> [THE REQUEST]: Give only the number of lines in the data that include the string "image".

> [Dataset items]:
-------

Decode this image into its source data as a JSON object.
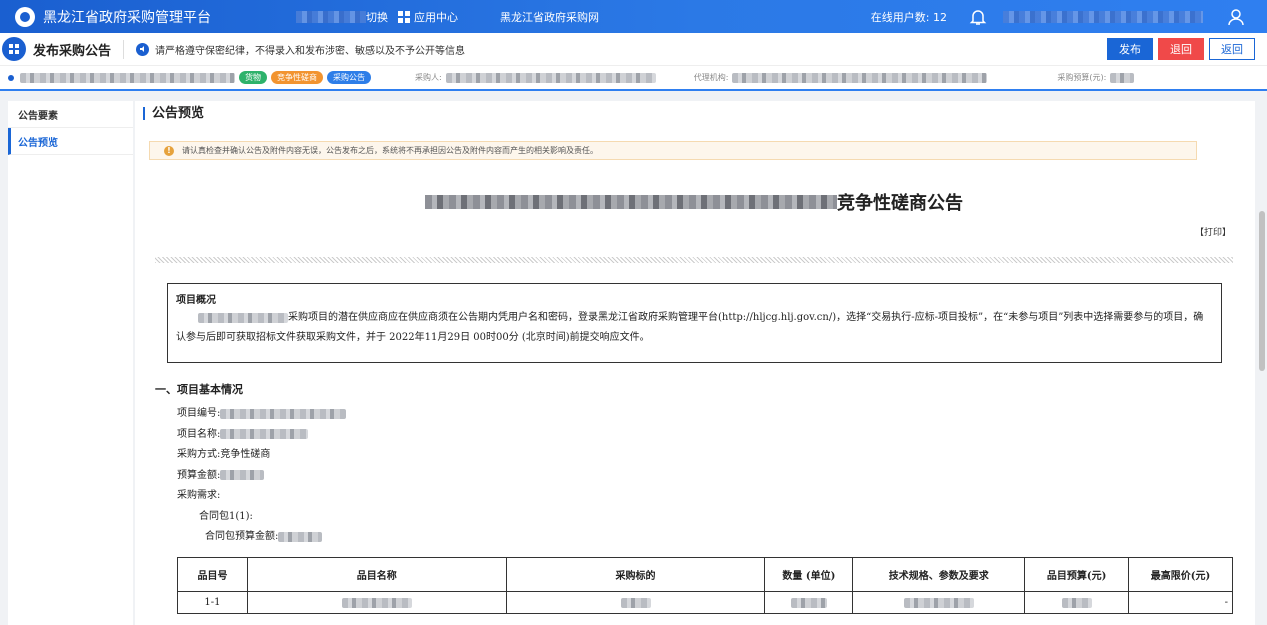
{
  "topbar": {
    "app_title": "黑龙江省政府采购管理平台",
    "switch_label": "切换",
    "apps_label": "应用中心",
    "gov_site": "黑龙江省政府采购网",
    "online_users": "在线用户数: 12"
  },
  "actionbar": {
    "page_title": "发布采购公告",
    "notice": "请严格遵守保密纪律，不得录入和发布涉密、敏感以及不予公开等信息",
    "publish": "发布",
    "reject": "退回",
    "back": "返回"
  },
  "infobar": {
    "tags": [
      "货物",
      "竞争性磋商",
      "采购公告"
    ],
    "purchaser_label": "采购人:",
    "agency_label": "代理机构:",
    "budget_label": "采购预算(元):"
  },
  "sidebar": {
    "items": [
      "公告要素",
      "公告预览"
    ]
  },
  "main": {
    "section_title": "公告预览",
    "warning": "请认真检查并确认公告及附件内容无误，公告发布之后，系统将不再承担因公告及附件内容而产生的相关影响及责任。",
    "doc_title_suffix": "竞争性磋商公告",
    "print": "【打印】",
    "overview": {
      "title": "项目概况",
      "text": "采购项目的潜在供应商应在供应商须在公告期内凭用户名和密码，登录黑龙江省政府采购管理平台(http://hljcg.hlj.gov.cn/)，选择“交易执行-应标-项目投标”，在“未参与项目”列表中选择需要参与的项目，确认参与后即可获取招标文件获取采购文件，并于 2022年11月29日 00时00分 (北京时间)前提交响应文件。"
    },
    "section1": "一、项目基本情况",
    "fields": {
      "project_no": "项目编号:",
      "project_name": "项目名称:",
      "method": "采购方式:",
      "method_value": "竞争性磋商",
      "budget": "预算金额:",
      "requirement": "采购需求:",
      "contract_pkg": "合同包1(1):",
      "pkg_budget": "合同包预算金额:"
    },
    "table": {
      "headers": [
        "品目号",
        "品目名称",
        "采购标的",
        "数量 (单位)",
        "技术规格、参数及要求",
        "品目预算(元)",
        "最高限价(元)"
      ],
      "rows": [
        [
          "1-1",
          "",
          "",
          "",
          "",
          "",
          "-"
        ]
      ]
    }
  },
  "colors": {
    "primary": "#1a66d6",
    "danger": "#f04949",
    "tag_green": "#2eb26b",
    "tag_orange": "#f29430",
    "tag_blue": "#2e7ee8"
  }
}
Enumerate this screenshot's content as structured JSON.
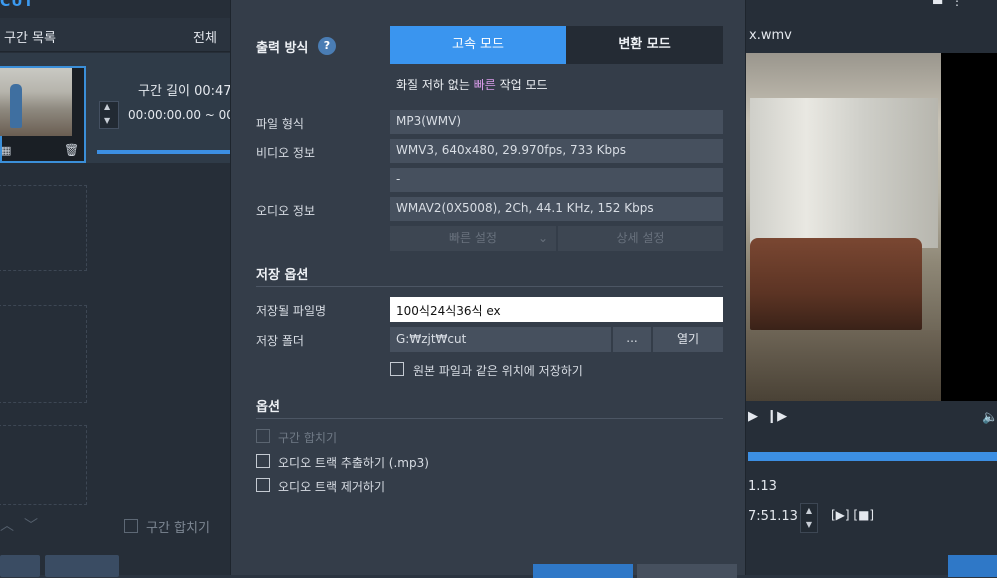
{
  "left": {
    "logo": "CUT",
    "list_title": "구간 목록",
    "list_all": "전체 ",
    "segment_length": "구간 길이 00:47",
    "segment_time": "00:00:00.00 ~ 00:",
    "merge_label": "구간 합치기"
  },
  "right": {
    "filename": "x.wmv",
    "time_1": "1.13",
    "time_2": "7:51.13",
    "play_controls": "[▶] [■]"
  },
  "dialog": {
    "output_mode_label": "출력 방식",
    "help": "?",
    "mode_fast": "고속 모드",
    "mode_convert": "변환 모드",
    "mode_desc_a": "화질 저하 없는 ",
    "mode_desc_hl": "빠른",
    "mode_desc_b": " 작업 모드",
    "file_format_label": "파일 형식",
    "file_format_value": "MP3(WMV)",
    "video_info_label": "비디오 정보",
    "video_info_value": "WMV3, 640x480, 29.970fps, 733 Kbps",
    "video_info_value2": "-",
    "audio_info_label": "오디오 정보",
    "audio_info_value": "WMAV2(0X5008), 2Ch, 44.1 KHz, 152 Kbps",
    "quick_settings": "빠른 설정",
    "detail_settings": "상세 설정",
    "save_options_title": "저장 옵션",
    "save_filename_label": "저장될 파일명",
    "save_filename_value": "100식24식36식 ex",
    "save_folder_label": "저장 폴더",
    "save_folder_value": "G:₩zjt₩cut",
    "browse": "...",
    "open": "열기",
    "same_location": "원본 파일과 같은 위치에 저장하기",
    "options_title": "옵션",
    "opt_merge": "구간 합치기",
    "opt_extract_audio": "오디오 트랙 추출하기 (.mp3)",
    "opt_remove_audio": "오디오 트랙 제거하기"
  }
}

-------

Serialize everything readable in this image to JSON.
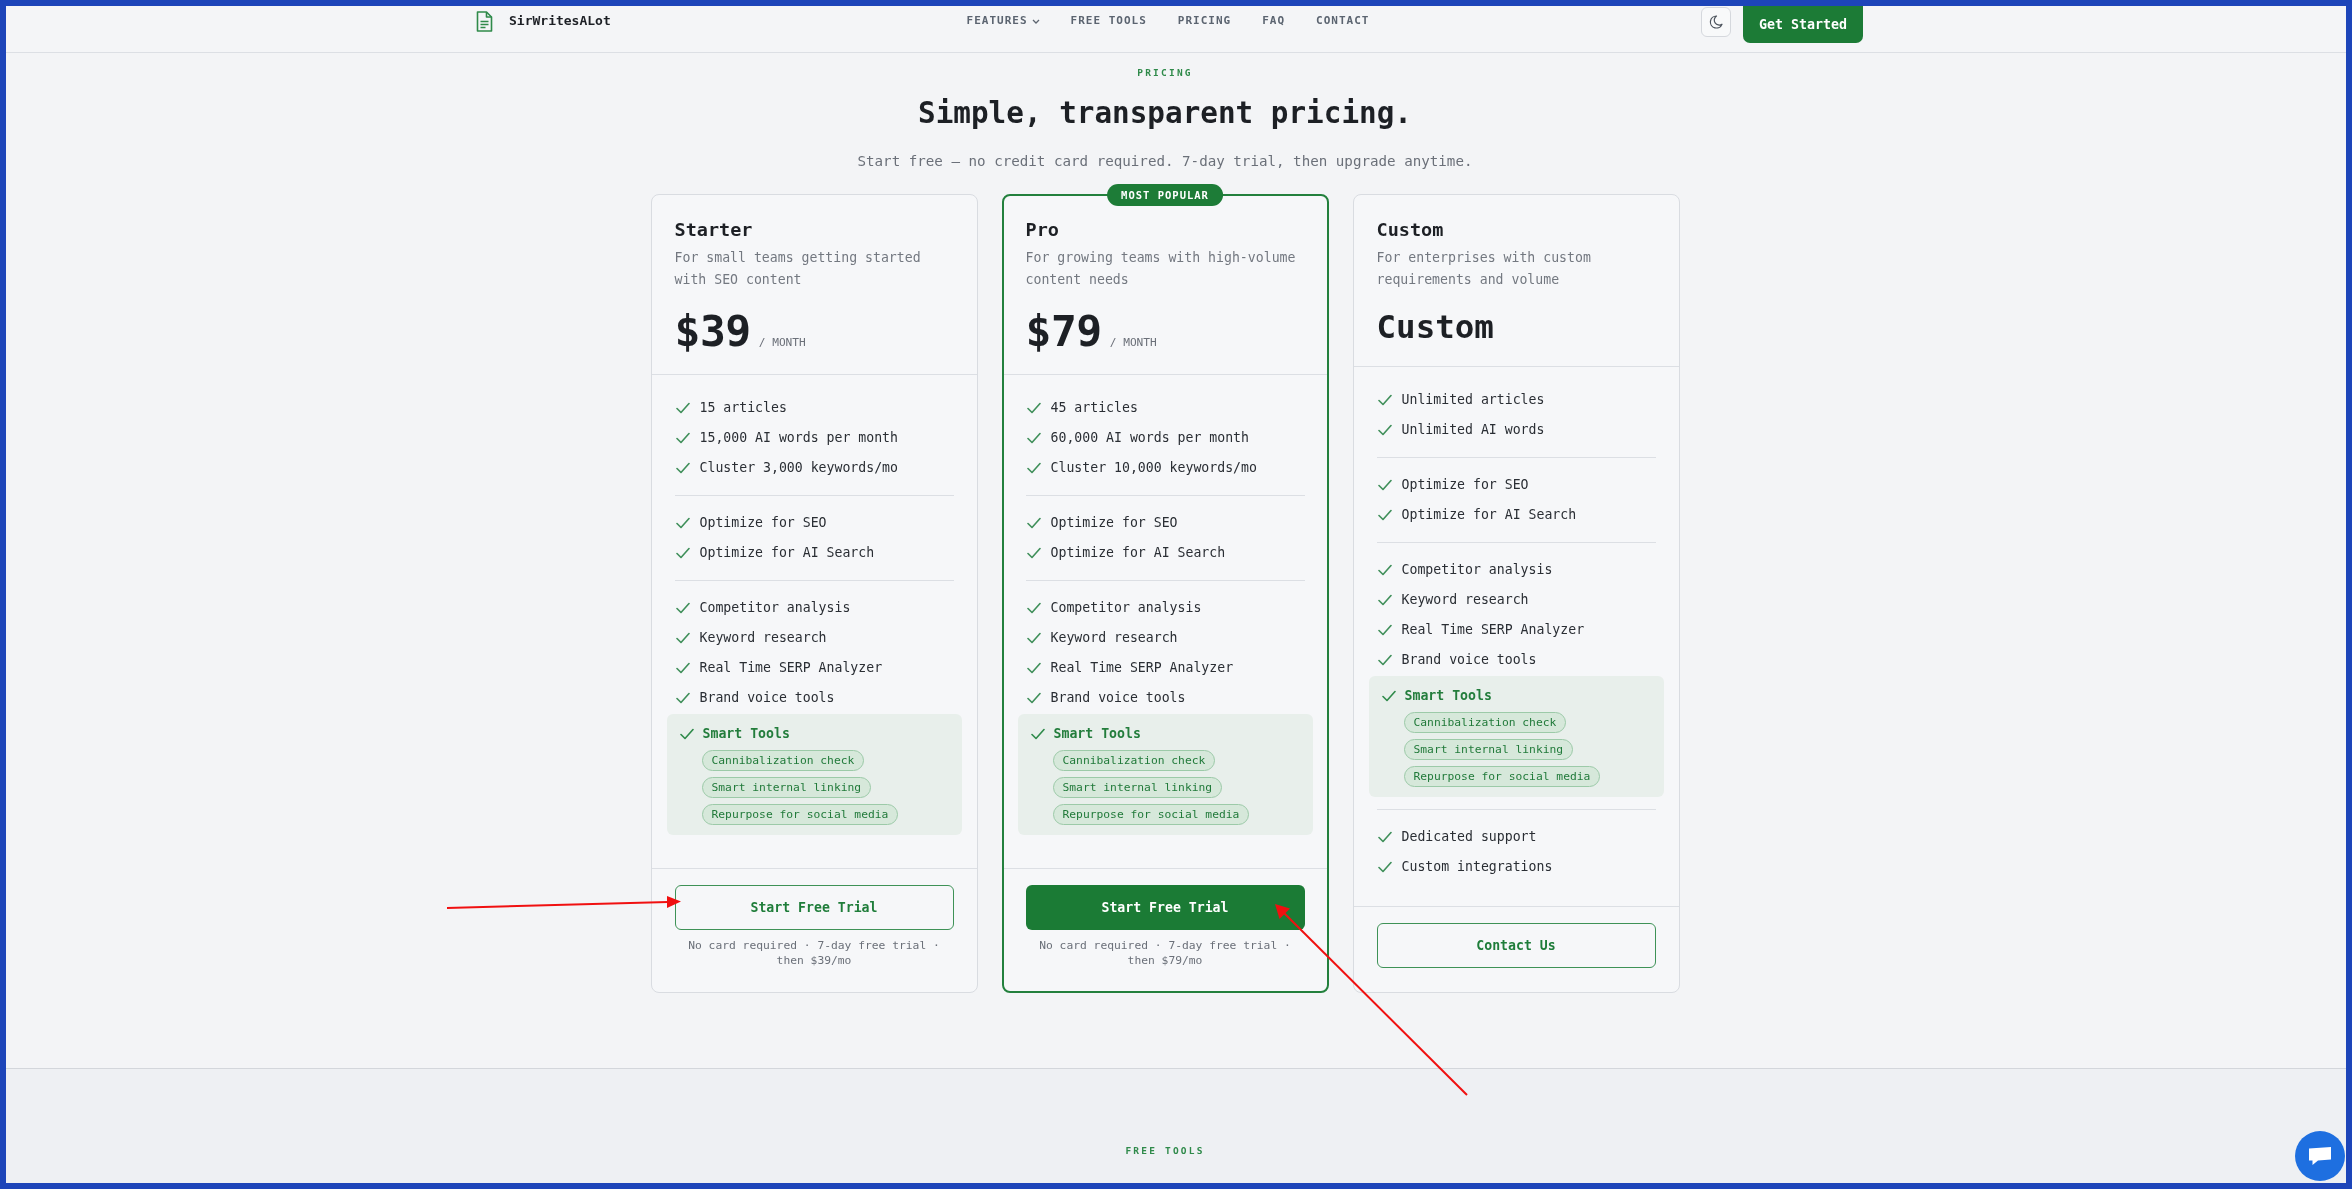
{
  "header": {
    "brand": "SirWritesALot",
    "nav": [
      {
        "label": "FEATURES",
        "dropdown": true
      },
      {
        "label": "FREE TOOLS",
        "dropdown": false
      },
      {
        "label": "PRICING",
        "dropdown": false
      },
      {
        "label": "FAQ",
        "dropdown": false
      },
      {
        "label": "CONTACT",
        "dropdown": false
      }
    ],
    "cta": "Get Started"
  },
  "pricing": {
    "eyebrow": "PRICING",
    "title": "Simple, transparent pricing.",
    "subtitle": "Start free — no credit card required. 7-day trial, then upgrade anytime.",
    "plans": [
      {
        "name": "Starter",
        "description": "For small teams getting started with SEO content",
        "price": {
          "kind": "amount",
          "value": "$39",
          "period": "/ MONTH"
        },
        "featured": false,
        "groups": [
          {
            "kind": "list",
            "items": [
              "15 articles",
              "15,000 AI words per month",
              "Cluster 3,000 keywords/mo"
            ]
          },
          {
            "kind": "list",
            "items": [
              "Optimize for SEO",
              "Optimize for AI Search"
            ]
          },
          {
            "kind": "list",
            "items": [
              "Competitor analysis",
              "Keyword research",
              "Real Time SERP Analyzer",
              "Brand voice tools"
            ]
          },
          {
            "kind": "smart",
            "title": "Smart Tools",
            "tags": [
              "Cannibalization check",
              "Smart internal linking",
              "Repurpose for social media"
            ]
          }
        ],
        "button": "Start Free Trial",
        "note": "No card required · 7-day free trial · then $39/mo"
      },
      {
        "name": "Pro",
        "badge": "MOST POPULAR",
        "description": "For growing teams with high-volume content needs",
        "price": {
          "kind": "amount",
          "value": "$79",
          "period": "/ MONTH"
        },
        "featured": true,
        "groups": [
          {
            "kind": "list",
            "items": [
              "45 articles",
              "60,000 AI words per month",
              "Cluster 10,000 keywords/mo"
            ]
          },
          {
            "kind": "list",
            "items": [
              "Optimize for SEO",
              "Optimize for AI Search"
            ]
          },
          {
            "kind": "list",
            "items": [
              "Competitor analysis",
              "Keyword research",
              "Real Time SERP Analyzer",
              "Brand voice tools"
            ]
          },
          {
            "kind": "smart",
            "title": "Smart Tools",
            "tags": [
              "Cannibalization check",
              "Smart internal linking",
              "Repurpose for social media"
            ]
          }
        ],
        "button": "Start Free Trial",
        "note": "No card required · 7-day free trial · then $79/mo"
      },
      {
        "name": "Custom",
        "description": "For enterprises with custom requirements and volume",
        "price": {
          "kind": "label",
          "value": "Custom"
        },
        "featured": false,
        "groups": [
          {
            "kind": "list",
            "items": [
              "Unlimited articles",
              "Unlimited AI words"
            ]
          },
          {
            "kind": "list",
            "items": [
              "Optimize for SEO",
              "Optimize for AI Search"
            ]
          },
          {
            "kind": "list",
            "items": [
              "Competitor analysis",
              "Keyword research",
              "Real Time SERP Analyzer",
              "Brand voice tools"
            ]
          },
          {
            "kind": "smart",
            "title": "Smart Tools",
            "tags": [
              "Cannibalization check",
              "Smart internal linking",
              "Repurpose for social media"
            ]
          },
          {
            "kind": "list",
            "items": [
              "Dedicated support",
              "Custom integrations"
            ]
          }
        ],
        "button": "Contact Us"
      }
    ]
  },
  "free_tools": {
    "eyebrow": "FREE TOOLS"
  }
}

-------

> [EXERCISE OUTPUT]: 2